* Begin Material provided *
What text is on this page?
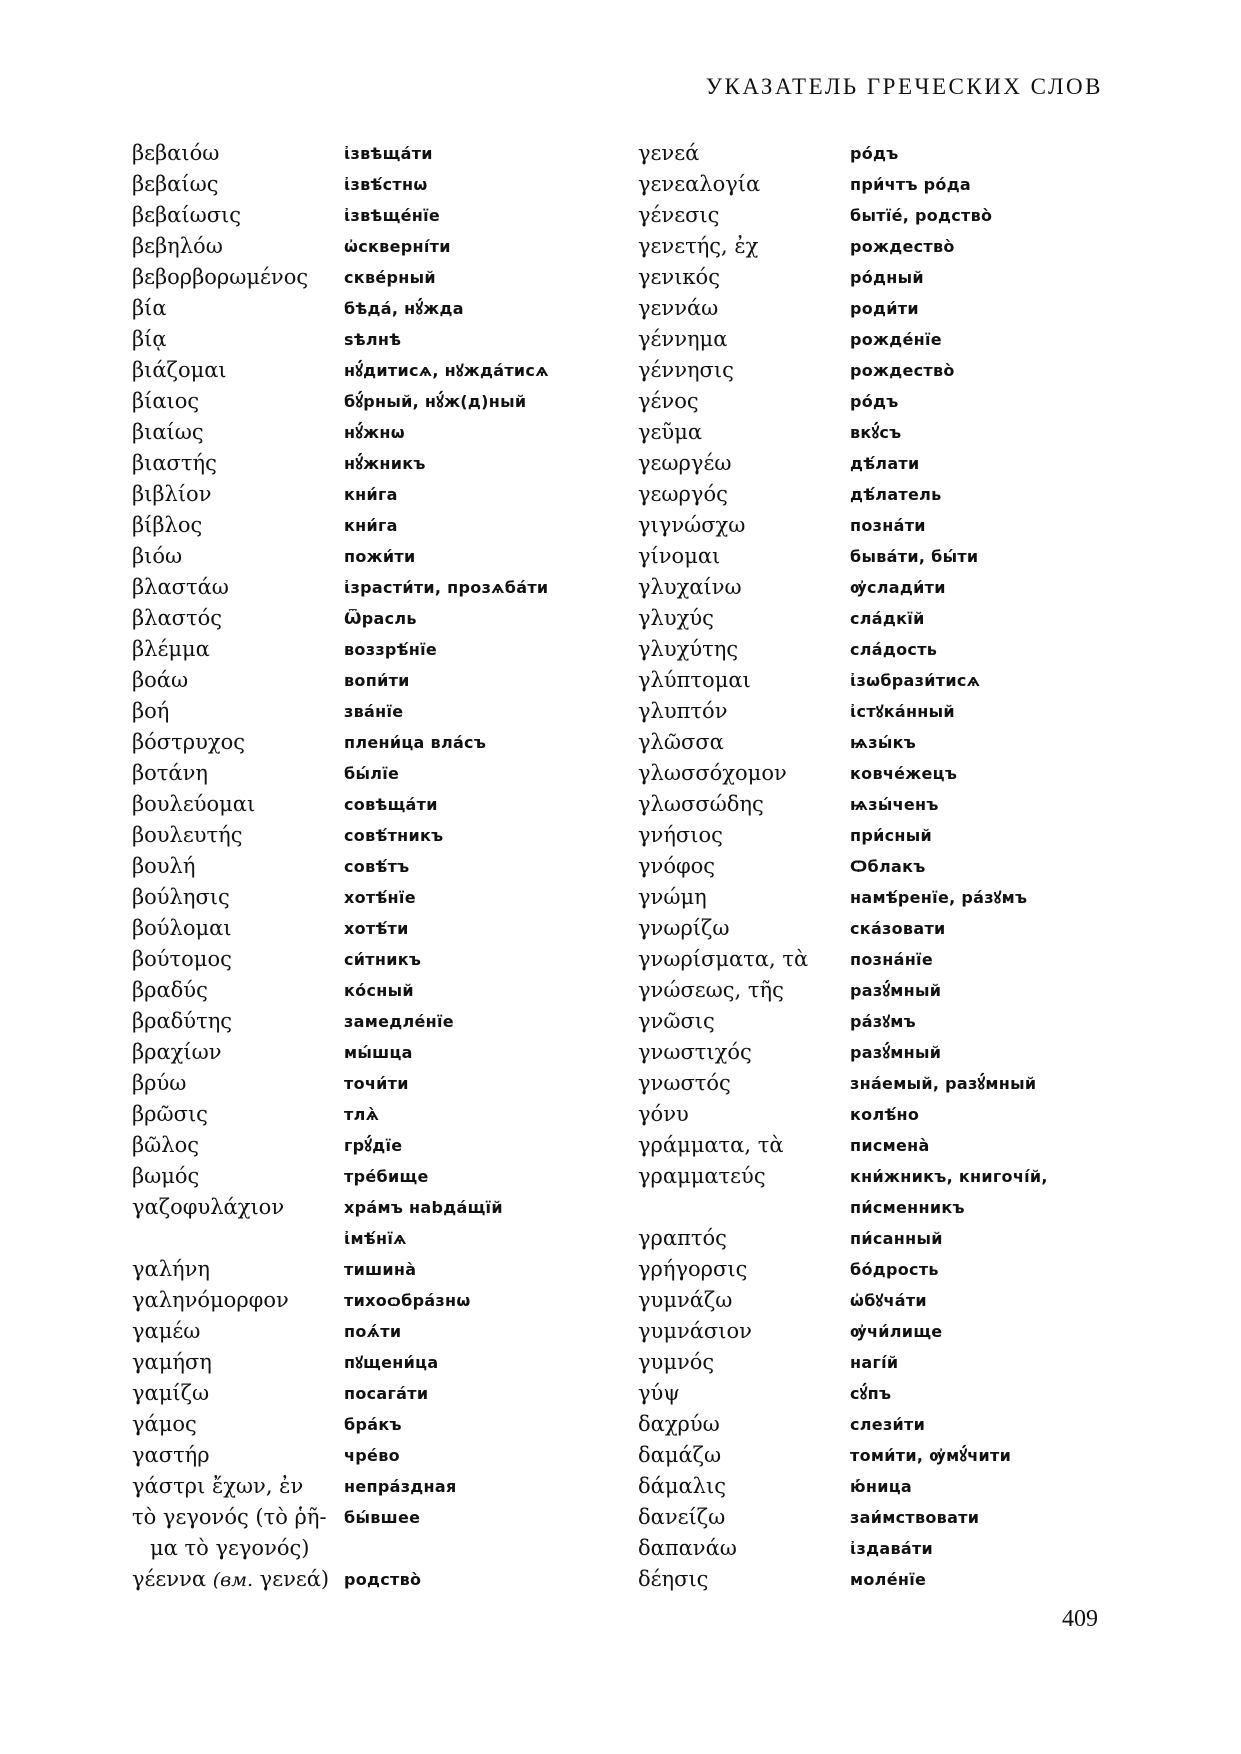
УКАЗАТЕЛЬ ГРЕЧЕСКИХ СЛОВ
βεβαιόω	ἰзвѣщáти
βεβαίως	ἰзвѣ́стнѡ
βεβαίωσις	ἰзвѣщéнїе
βεβηλόω	ѡ҆сквернíти
βεβορβορωμένος	скве́рный
βία	бѣдá, нꙋ́ждa
βίᾳ	ѕѣлнѣ
βιάζομαι	нꙋ́дитисѧ, нꙋждáтисѧ
βίαιος	бꙋ́рный, нꙋ́ж(д)ный
βιαίως	нꙋ́жнѡ
βιαστής	нꙋ́жникъ
βιβλίον	кни́га
βίβλος	кни́га
βιόω	пожи́ти
βλαστάω	ἰзрасти́ти, прозѧбáти
βλαστός	Ѿрасль
βλέμμα	воззрѣ́нїе
βοάω	вопи́ти
βοή	звáнїе
βόστρυχος	плени́ца влáсъ
βοτάνη	бы́лїе
βουλεύομαι	совѣщáти
βουλευτής	совѣ́тникъ
βουλή	совѣ́тъ
βούλησις	хотѣ́нїе
βούλομαι	хотѣ́ти
βούτομος	си́тникъ
βραδύς	ко́сный
βραδύτης	замедлéнїе
βραχίων	мы́шца
βρύω	точи́ти
βρῶσις	тлѧ̀
βῶλος	грꙋ́дїе
βωμός	трéбище
γαζοφυλάχιον	хрáмъ нabдáщїй
ἰмѣ́нїѧ
γαλήνη	тишинà
γαληνόμορφον	тихоѻбрáзнѡ
γαμέω	поѧ́ти
γαμήση	пꙋщени́ца
γαμίζω	посагáти
γάμος	брáкъ
γαστήρ	чрéво
γάστρι ἔχων, ἐν	непрáздная
τὸ γεγονός (τὸ ῥῆ-	бы́вшее
μα τὸ γεγονός)
γέεννα (вм. γενεά) родство̀
γενεά	ро́дъ
γενεαλογία	при́чтъ ро́да
γένεσις	бытїé, родство̀
γενετής, ἐχ	рождество̀
γενικός	ро́дный
γεννάω	роди́ти
γέννημα	рождéнїе
γέννησις	рождество̀
γένος	ро́дъ
γεῦμα	вкꙋ́съ
γεωργέω	дѣ́лати
γεωργός	дѣ́латель
γιγνώσχω	познáти
γίνομαι	бывáти, бы́ти
γλυχαίνω	ѹ҆слади́ти
γλυχύς	слáдкїй
γλυχύτης	слáдость
γλύπτομαι	ἰзѡбрази́тисѧ
γλυπτόν	ἰстꙋкáнный
γλῶσσα	ѩзы́къ
γλωσσόχομον	ковчéжецъ
γλωσσώδης	ѩзы́ченъ
γνήσιος	при́сный
γνόφος	Ѻблакъ
γνώμη	намѣ́ренїе, рáзꙋмъ
γνωρίζω	скáзовати
γνωρίσματα, τὰ	познáнїе
γνώσεως, τῆς	разꙋ́мный
γνῶσις	рáзꙋмъ
γνωστιχός	разꙋ́мный
γνωστός	знáемый, разꙋ́мный
γόνυ	колѣ́но
γράμματα, τὰ	писменà
γραμματεύς	кни́жникъ, книгочі́й,
пи́сменникъ
γραπτός	пи́санный
γρήγορσις	бо́дрость
γυμνάζω	ѡ҆бꙋчáти
γυμνάσιον	ѹ҆чи́лище
γυμνός	нагі́й
γύψ	сꙋ́пъ
δαχρύω	слези́ти
δαμάζω	томи́ти, ѹ҆мꙋ́чити
δάμαλις	ю҆́ница
δανείζω	заи́мствовати
δαπανάω	ἰздавáти
δέησις	молéнїе
409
* End Material provided *
Check each line of the data above for the word "γεγονός", then state how many lines have it. Give the number alone.

2